**Problem**
Find each line containing the word "культуре" and report how many there are. Add nothing else.
BEGIN Dataset records
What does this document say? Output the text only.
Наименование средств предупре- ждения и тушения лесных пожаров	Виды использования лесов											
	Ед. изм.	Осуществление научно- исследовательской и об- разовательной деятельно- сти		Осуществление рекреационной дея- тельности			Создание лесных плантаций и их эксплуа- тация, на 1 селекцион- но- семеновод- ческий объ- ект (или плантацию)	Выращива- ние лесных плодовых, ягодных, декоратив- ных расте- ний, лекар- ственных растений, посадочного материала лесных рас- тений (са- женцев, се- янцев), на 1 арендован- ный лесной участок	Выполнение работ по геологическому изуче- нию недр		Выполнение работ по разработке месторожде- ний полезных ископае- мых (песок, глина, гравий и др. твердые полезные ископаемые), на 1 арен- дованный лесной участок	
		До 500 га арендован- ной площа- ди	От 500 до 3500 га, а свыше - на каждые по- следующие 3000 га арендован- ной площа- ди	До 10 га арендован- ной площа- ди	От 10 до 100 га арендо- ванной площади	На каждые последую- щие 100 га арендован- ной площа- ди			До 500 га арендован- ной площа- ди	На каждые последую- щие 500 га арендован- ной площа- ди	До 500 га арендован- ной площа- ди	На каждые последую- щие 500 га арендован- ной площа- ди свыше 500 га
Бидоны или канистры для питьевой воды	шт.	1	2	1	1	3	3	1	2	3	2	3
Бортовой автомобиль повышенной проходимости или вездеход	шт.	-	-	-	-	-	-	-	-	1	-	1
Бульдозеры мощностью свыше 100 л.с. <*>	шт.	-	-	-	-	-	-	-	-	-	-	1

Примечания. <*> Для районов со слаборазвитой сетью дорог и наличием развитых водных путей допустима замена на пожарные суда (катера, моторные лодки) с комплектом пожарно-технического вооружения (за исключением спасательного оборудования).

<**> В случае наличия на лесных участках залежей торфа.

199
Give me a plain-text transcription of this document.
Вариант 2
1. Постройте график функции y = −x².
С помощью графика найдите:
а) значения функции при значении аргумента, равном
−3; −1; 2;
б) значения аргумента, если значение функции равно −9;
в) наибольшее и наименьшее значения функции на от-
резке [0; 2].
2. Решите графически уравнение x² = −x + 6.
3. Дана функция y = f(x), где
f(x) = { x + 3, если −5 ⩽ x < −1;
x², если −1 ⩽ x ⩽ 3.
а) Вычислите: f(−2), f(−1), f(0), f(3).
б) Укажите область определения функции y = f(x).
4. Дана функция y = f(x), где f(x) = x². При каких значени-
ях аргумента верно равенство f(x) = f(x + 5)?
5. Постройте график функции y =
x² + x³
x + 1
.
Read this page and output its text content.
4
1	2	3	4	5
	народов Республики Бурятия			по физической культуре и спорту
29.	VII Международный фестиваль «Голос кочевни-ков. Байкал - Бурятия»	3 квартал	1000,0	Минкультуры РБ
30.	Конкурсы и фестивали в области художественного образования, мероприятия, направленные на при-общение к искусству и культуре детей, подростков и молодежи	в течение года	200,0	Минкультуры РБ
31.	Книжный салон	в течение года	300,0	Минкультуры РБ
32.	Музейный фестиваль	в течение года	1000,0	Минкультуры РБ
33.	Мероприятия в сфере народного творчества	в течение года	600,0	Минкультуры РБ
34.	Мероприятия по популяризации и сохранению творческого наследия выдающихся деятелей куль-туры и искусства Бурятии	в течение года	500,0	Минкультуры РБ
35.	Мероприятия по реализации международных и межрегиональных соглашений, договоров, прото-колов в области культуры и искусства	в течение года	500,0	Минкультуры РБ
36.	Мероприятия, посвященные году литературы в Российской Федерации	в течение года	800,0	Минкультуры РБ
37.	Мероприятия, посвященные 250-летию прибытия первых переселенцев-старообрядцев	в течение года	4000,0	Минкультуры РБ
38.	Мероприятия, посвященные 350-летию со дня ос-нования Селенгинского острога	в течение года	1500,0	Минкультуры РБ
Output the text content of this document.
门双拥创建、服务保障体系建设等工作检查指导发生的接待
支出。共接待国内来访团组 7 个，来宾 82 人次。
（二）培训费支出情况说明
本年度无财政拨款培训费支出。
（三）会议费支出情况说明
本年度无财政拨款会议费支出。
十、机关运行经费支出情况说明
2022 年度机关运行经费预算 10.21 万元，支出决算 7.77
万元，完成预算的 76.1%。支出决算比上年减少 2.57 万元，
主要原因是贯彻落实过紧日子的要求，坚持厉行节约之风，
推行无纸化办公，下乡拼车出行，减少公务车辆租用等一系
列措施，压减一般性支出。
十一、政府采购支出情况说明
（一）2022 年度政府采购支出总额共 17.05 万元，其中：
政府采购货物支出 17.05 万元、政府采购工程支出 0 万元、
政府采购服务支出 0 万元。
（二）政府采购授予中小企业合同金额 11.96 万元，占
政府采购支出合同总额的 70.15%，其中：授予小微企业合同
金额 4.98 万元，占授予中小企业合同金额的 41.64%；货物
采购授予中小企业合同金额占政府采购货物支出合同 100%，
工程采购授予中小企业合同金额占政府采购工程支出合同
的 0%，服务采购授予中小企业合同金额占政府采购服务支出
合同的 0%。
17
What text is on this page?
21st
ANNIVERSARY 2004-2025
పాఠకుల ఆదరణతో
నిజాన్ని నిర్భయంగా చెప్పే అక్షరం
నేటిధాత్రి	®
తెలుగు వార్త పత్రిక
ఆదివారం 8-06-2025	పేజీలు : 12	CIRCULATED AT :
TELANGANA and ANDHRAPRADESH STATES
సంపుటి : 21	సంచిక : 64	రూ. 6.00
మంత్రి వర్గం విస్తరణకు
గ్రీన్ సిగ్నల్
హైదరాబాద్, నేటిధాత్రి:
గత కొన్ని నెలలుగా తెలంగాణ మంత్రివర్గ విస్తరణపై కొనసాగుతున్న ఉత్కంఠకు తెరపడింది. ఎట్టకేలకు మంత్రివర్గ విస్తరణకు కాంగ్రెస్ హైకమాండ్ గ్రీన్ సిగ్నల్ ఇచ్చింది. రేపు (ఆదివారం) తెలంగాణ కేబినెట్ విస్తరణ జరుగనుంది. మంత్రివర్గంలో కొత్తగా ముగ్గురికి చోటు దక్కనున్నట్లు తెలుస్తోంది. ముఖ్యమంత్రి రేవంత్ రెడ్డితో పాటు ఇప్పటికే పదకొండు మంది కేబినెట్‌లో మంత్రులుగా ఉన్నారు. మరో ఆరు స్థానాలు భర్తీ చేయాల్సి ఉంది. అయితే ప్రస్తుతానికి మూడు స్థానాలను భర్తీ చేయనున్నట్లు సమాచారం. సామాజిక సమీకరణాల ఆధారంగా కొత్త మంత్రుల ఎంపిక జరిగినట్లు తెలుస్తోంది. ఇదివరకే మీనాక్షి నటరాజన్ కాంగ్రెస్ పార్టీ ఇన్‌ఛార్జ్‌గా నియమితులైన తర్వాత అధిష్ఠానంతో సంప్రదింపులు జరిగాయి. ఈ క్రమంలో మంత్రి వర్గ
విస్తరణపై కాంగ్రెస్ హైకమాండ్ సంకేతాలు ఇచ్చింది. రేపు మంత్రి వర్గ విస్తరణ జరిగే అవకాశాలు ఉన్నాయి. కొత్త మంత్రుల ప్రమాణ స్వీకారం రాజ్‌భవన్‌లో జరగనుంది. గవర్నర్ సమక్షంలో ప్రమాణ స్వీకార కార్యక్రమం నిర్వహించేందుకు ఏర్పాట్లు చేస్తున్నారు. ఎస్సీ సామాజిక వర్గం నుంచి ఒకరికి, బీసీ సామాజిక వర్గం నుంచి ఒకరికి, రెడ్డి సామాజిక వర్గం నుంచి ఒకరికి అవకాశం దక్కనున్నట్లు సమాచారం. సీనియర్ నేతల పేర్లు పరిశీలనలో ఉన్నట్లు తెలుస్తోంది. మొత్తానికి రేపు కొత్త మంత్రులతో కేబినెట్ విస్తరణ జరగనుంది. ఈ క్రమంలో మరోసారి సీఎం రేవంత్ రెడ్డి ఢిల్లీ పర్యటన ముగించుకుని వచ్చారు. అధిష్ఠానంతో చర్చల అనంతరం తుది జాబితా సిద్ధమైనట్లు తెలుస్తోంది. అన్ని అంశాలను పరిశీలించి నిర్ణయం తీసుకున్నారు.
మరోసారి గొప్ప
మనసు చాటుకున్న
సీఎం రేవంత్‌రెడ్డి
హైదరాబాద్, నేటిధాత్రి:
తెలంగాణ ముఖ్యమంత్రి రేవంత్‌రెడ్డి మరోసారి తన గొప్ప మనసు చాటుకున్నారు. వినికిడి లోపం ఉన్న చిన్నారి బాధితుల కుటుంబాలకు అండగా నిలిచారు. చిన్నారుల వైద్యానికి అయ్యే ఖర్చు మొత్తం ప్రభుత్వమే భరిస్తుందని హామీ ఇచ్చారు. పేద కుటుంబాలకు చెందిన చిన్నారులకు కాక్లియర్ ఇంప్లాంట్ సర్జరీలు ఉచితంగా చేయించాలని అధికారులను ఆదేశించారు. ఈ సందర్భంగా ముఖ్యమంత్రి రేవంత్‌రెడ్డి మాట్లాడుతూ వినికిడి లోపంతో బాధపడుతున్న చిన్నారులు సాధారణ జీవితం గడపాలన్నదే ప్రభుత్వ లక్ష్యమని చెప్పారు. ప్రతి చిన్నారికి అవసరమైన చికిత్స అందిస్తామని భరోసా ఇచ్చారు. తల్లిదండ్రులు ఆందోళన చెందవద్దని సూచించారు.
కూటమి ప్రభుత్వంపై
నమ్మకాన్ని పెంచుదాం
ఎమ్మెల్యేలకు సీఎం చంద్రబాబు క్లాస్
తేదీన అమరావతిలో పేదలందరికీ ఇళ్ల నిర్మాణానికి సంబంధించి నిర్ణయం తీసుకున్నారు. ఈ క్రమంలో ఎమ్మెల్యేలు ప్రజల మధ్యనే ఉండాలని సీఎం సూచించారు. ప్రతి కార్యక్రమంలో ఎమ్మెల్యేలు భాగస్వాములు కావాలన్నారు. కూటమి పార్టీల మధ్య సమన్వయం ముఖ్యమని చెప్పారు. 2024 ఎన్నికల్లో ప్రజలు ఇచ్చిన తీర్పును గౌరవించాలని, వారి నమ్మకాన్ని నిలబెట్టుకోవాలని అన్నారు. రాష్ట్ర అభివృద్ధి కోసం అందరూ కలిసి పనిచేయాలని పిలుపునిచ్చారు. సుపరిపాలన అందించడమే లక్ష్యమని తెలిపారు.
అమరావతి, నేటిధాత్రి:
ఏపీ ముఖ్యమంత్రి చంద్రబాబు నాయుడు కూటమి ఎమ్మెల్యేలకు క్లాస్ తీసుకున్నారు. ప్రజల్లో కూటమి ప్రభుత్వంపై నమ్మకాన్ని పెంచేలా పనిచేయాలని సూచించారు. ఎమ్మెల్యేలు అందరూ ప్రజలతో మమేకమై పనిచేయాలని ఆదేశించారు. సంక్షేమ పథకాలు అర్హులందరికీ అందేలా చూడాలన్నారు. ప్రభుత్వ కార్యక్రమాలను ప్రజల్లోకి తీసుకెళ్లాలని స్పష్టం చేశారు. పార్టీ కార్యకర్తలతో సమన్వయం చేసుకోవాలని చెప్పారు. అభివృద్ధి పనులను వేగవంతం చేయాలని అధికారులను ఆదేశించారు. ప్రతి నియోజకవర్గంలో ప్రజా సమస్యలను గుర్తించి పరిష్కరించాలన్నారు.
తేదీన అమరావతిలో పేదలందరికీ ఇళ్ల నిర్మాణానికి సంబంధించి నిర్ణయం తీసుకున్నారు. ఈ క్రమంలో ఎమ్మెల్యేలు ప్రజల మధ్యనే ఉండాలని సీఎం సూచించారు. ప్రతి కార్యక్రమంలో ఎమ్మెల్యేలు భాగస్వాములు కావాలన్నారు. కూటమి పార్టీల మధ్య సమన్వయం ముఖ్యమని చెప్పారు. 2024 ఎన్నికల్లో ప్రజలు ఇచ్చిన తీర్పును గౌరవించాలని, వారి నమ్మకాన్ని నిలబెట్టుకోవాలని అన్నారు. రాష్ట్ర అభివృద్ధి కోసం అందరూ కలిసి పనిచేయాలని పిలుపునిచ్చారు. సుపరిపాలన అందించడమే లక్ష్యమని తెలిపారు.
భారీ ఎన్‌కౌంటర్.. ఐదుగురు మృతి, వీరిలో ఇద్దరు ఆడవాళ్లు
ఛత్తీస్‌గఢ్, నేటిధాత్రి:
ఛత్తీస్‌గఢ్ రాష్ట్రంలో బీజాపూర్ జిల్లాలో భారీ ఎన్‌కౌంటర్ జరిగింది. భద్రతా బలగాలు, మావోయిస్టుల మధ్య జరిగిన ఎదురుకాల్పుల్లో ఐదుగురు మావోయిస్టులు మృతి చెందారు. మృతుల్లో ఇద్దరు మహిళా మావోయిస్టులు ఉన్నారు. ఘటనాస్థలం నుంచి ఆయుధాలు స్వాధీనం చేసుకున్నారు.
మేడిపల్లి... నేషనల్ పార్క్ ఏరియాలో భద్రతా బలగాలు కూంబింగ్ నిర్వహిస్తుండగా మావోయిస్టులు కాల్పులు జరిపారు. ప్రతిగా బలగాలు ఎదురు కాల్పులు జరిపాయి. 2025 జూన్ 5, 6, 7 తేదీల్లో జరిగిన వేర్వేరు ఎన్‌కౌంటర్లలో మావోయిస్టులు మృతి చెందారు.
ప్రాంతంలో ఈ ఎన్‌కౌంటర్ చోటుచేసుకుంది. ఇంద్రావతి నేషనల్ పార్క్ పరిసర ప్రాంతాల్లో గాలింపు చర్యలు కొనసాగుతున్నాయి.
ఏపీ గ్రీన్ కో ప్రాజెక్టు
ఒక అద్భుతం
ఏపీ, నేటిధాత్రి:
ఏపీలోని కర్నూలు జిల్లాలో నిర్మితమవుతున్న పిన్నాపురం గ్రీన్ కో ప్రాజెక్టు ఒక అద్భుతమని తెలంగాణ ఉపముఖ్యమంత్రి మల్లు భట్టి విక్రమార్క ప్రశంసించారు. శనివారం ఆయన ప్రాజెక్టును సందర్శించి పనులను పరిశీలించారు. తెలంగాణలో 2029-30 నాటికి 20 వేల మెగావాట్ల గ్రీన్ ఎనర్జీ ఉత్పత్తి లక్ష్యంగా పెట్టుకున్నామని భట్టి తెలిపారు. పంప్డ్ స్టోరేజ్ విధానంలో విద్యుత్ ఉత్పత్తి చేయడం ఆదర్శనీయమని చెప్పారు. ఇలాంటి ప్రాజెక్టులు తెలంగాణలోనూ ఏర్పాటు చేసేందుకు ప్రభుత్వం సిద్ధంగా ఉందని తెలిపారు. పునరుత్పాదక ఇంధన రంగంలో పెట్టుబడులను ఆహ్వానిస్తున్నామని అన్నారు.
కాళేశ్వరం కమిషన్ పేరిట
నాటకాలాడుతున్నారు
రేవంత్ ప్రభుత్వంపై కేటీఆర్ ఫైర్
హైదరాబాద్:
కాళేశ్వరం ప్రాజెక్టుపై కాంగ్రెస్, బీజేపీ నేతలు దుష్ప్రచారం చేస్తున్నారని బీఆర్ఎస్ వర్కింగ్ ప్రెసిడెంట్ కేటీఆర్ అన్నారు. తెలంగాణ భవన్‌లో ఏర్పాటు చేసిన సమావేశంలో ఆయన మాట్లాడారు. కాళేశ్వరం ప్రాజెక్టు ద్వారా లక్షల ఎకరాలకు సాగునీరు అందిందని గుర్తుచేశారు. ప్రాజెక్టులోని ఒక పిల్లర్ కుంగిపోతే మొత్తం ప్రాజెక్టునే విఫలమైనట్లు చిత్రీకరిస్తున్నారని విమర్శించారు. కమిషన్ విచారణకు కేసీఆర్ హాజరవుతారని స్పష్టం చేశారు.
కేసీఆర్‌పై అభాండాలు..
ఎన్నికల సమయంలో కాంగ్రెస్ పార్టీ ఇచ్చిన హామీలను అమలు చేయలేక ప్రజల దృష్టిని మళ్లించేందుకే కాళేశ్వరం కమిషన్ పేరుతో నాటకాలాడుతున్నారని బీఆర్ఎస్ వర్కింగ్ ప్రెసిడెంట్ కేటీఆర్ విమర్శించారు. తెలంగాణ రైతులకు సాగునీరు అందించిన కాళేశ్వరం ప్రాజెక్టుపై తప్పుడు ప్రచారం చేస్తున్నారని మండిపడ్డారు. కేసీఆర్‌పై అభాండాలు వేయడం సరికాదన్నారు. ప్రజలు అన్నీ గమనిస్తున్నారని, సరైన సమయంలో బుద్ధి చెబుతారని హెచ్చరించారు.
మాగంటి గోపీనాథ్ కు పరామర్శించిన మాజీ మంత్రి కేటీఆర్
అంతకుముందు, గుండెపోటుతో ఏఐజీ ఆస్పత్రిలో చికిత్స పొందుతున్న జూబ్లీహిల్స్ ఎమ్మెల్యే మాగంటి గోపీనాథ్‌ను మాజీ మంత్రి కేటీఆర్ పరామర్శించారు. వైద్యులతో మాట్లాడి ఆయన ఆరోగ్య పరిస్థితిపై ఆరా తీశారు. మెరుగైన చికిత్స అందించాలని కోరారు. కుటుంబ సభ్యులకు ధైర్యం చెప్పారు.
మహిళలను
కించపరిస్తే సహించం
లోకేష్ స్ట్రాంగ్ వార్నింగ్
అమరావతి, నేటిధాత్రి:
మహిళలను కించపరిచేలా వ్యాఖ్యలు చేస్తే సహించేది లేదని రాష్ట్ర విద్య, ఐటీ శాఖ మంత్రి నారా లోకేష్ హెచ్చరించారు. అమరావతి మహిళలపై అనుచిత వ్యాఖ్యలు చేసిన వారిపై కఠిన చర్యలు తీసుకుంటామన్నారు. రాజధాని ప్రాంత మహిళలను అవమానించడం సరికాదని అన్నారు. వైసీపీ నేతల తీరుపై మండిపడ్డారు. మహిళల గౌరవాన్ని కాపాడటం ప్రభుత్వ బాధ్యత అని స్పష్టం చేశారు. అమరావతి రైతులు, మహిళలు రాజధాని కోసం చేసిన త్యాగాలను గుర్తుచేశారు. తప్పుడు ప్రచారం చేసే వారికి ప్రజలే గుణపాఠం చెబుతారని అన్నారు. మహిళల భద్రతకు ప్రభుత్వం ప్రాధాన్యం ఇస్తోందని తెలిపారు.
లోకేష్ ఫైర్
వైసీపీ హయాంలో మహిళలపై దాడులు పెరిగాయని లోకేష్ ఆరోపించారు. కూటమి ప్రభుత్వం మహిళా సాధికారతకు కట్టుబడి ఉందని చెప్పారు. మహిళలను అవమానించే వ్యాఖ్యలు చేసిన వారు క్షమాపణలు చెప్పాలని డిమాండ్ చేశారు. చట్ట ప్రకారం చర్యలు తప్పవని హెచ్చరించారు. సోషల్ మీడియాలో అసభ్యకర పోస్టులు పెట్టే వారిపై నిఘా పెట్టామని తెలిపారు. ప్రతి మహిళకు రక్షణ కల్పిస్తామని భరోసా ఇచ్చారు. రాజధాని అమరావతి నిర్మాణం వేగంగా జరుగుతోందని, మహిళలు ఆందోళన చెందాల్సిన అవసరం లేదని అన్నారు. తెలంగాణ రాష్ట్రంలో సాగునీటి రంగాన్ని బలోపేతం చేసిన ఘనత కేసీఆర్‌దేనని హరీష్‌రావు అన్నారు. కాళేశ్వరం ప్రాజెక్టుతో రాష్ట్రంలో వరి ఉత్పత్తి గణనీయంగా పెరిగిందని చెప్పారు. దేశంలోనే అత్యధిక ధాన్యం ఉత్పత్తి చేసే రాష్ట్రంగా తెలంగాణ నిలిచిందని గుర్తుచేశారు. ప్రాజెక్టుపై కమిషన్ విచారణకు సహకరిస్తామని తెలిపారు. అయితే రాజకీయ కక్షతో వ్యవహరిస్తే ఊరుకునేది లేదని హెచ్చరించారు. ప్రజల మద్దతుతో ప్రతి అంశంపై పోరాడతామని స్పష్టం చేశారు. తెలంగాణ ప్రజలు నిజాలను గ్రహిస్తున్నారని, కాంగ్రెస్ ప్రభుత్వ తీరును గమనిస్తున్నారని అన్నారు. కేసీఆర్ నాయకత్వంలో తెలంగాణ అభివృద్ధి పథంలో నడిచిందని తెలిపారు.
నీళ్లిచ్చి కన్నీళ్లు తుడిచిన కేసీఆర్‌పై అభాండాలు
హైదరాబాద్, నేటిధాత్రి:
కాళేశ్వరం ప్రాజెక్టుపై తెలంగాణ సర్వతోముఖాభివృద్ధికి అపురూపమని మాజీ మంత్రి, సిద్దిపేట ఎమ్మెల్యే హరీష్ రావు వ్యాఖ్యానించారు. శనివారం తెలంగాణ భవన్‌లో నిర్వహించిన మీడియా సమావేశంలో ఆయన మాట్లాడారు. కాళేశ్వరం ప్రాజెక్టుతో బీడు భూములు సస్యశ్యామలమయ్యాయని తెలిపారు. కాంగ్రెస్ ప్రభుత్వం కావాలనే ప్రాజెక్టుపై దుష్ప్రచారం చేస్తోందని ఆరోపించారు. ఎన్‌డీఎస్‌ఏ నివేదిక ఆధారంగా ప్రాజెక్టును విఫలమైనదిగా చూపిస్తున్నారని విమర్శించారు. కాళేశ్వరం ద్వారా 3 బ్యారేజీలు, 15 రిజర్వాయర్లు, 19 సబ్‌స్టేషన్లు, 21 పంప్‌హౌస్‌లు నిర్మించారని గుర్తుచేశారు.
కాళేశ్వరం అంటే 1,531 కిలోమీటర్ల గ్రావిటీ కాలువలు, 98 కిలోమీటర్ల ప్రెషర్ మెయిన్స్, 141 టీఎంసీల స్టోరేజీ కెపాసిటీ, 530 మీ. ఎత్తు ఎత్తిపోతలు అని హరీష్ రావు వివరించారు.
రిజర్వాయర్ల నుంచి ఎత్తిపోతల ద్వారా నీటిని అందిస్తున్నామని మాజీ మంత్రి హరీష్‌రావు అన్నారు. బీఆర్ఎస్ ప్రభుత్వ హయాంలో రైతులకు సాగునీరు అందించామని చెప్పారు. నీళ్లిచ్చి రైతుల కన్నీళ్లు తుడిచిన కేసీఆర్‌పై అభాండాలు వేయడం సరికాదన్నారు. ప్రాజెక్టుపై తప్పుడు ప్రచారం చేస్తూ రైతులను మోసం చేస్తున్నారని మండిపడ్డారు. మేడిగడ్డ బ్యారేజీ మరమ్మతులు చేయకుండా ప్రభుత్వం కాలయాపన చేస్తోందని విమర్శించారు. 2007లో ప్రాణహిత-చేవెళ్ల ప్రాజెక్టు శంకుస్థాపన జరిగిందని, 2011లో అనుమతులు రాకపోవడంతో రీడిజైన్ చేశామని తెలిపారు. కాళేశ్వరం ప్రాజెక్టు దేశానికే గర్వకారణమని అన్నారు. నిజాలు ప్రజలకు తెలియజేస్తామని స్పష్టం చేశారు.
END Dataset records
**Response to this exercise**
2